◆ TASK TO COMPLETE
Repeat every line below exactly, word for word.

◆ EXCERPTED RECORDS
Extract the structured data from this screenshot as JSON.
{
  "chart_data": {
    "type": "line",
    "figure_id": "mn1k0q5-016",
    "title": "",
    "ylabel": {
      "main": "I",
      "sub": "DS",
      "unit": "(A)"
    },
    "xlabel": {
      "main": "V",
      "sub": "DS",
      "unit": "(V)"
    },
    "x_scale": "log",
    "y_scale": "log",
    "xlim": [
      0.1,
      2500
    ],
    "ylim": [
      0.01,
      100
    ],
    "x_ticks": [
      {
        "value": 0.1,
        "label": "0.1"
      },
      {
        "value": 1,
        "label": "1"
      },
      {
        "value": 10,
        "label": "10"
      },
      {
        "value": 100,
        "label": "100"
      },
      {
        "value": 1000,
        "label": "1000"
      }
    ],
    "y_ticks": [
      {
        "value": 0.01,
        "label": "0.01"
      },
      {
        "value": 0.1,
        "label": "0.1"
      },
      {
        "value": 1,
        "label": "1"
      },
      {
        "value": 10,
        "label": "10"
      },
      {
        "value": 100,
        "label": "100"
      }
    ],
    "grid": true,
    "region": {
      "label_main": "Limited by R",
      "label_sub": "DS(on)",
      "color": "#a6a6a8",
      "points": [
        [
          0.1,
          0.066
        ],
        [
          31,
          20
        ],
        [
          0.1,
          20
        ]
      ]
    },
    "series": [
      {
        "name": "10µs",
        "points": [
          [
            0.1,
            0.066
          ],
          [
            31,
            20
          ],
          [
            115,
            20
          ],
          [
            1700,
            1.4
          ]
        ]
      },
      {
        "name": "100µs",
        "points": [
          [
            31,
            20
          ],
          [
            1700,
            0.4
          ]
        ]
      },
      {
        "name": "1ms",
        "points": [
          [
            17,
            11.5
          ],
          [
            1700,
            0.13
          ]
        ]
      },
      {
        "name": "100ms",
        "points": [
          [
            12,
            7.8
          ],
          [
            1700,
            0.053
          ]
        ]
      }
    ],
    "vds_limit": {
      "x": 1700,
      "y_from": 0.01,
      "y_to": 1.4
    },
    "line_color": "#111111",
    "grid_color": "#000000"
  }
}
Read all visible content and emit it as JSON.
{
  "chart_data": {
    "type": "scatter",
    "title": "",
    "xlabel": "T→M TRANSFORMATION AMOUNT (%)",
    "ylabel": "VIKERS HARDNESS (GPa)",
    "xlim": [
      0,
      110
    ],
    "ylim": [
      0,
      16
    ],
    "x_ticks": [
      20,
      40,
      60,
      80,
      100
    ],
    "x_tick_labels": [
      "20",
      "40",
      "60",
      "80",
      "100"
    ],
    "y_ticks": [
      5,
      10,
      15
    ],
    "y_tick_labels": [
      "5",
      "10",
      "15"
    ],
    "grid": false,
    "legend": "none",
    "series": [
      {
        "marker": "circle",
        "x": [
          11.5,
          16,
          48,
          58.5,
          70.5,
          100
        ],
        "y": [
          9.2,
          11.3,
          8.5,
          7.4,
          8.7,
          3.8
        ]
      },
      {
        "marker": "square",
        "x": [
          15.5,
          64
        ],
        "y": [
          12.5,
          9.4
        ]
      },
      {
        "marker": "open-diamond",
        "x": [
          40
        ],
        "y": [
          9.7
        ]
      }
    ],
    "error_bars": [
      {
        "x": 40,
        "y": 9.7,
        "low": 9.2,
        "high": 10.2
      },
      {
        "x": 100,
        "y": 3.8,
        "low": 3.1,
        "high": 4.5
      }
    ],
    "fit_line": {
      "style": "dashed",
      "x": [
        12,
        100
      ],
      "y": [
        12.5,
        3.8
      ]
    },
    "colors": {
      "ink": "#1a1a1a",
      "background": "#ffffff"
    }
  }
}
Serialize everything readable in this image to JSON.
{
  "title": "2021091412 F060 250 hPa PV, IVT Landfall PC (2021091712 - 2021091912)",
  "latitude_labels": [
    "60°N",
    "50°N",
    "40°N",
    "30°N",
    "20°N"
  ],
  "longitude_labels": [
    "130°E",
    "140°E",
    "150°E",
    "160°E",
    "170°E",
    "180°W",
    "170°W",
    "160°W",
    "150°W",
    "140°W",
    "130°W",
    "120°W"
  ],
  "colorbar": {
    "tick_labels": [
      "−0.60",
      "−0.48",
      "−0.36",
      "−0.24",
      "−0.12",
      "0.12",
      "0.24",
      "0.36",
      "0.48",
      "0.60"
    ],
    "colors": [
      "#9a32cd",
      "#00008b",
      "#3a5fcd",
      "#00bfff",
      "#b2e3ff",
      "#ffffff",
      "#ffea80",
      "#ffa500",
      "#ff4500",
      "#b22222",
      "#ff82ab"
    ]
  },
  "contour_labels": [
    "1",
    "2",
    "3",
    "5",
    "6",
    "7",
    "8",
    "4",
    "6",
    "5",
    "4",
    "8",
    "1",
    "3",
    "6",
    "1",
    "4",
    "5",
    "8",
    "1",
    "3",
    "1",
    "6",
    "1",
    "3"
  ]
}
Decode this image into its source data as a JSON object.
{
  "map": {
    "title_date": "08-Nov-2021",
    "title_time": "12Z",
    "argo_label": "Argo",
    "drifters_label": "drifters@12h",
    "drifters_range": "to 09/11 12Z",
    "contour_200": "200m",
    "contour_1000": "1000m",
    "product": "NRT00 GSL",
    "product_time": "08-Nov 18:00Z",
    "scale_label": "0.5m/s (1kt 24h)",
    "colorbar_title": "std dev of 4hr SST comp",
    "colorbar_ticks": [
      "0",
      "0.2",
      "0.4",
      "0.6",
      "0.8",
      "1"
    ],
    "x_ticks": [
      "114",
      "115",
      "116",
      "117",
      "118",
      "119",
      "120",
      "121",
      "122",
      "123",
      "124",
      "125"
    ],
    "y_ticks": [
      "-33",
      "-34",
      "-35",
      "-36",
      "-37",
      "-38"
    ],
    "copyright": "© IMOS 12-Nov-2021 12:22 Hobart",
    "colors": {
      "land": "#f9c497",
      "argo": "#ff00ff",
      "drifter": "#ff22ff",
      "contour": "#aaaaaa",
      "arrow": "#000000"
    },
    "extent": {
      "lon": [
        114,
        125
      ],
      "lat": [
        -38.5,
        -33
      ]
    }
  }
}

◆ ANSWER TO THIS EXERCISE
Extract the structured data from this screenshot as JSON.
{
  "chart_data": {
    "type": "line",
    "figure_id": "mn1k0q5-016",
    "title": "",
    "ylabel": {
      "main": "I",
      "sub": "DS",
      "unit": "(A)"
    },
    "xlabel": {
      "main": "V",
      "sub": "DS",
      "unit": "(V)"
    },
    "x_scale": "log",
    "y_scale": "log",
    "xlim": [
      0.1,
      2500
    ],
    "ylim": [
      0.01,
      100
    ],
    "x_ticks": [
      {
        "value": 0.1,
        "label": "0.1"
      },
      {
        "value": 1,
        "label": "1"
      },
      {
        "value": 10,
        "label": "10"
      },
      {
        "value": 100,
        "label": "100"
      },
      {
        "value": 1000,
        "label": "1000"
      }
    ],
    "y_ticks": [
      {
        "value": 0.01,
        "label": "0.01"
      },
      {
        "value": 0.1,
        "label": "0.1"
      },
      {
        "value": 1,
        "label": "1"
      },
      {
        "value": 10,
        "label": "10"
      },
      {
        "value": 100,
        "label": "100"
      }
    ],
    "grid": true,
    "region": {
      "label_main": "Limited by R",
      "label_sub": "DS(on)",
      "color": "#a6a6a8",
      "points": [
        [
          0.1,
          0.066
        ],
        [
          31,
          20
        ],
        [
          0.1,
          20
        ]
      ]
    },
    "series": [
      {
        "name": "10µs",
        "points": [
          [
            0.1,
            0.066
          ],
          [
            31,
            20
          ],
          [
            115,
            20
          ],
          [
            1700,
            1.4
          ]
        ]
      },
      {
        "name": "100µs",
        "points": [
          [
            31,
            20
          ],
          [
            1700,
            0.4
          ]
        ]
      },
      {
        "name": "1ms",
        "points": [
          [
            17,
            11.5
          ],
          [
            1700,
            0.13
          ]
        ]
      },
      {
        "name": "100ms",
        "points": [
          [
            12,
            7.8
          ],
          [
            1700,
            0.053
          ]
        ]
      }
    ],
    "vds_limit": {
      "x": 1700,
      "y_from": 0.01,
      "y_to": 1.4
    },
    "line_color": "#111111",
    "grid_color": "#000000"
  }
}
Read all visible content and emit it as JSON.
{
  "chart_data": {
    "type": "scatter",
    "title": "",
    "xlabel": "T→M TRANSFORMATION AMOUNT (%)",
    "ylabel": "VIKERS HARDNESS (GPa)",
    "xlim": [
      0,
      110
    ],
    "ylim": [
      0,
      16
    ],
    "x_ticks": [
      20,
      40,
      60,
      80,
      100
    ],
    "x_tick_labels": [
      "20",
      "40",
      "60",
      "80",
      "100"
    ],
    "y_ticks": [
      5,
      10,
      15
    ],
    "y_tick_labels": [
      "5",
      "10",
      "15"
    ],
    "grid": false,
    "legend": "none",
    "series": [
      {
        "marker": "circle",
        "x": [
          11.5,
          16,
          48,
          58.5,
          70.5,
          100
        ],
        "y": [
          9.2,
          11.3,
          8.5,
          7.4,
          8.7,
          3.8
        ]
      },
      {
        "marker": "square",
        "x": [
          15.5,
          64
        ],
        "y": [
          12.5,
          9.4
        ]
      },
      {
        "marker": "open-diamond",
        "x": [
          40
        ],
        "y": [
          9.7
        ]
      }
    ],
    "error_bars": [
      {
        "x": 40,
        "y": 9.7,
        "low": 9.2,
        "high": 10.2
      },
      {
        "x": 100,
        "y": 3.8,
        "low": 3.1,
        "high": 4.5
      }
    ],
    "fit_line": {
      "style": "dashed",
      "x": [
        12,
        100
      ],
      "y": [
        12.5,
        3.8
      ]
    },
    "colors": {
      "ink": "#1a1a1a",
      "background": "#ffffff"
    }
  }
}
Serialize everything readable in this image to JSON.
{
  "title": "2021091412 F060 250 hPa PV, IVT Landfall PC (2021091712 - 2021091912)",
  "latitude_labels": [
    "60°N",
    "50°N",
    "40°N",
    "30°N",
    "20°N"
  ],
  "longitude_labels": [
    "130°E",
    "140°E",
    "150°E",
    "160°E",
    "170°E",
    "180°W",
    "170°W",
    "160°W",
    "150°W",
    "140°W",
    "130°W",
    "120°W"
  ],
  "colorbar": {
    "tick_labels": [
      "−0.60",
      "−0.48",
      "−0.36",
      "−0.24",
      "−0.12",
      "0.12",
      "0.24",
      "0.36",
      "0.48",
      "0.60"
    ],
    "colors": [
      "#9a32cd",
      "#00008b",
      "#3a5fcd",
      "#00bfff",
      "#b2e3ff",
      "#ffffff",
      "#ffea80",
      "#ffa500",
      "#ff4500",
      "#b22222",
      "#ff82ab"
    ]
  },
  "contour_labels": [
    "1",
    "2",
    "3",
    "5",
    "6",
    "7",
    "8",
    "4",
    "6",
    "5",
    "4",
    "8",
    "1",
    "3",
    "6",
    "1",
    "4",
    "5",
    "8",
    "1",
    "3",
    "1",
    "6",
    "1",
    "3"
  ]
}
Decode this image into its source data as a JSON object.
{
  "map": {
    "title_date": "08-Nov-2021",
    "title_time": "12Z",
    "argo_label": "Argo",
    "drifters_label": "drifters@12h",
    "drifters_range": "to 09/11 12Z",
    "contour_200": "200m",
    "contour_1000": "1000m",
    "product": "NRT00 GSL",
    "product_time": "08-Nov 18:00Z",
    "scale_label": "0.5m/s (1kt 24h)",
    "colorbar_title": "std dev of 4hr SST comp",
    "colorbar_ticks": [
      "0",
      "0.2",
      "0.4",
      "0.6",
      "0.8",
      "1"
    ],
    "x_ticks": [
      "114",
      "115",
      "116",
      "117",
      "118",
      "119",
      "120",
      "121",
      "122",
      "123",
      "124",
      "125"
    ],
    "y_ticks": [
      "-33",
      "-34",
      "-35",
      "-36",
      "-37",
      "-38"
    ],
    "copyright": "© IMOS 12-Nov-2021 12:22 Hobart",
    "colors": {
      "land": "#f9c497",
      "argo": "#ff00ff",
      "drifter": "#ff22ff",
      "contour": "#aaaaaa",
      "arrow": "#000000"
    },
    "extent": {
      "lon": [
        114,
        125
      ],
      "lat": [
        -38.5,
        -33
      ]
    }
  }
}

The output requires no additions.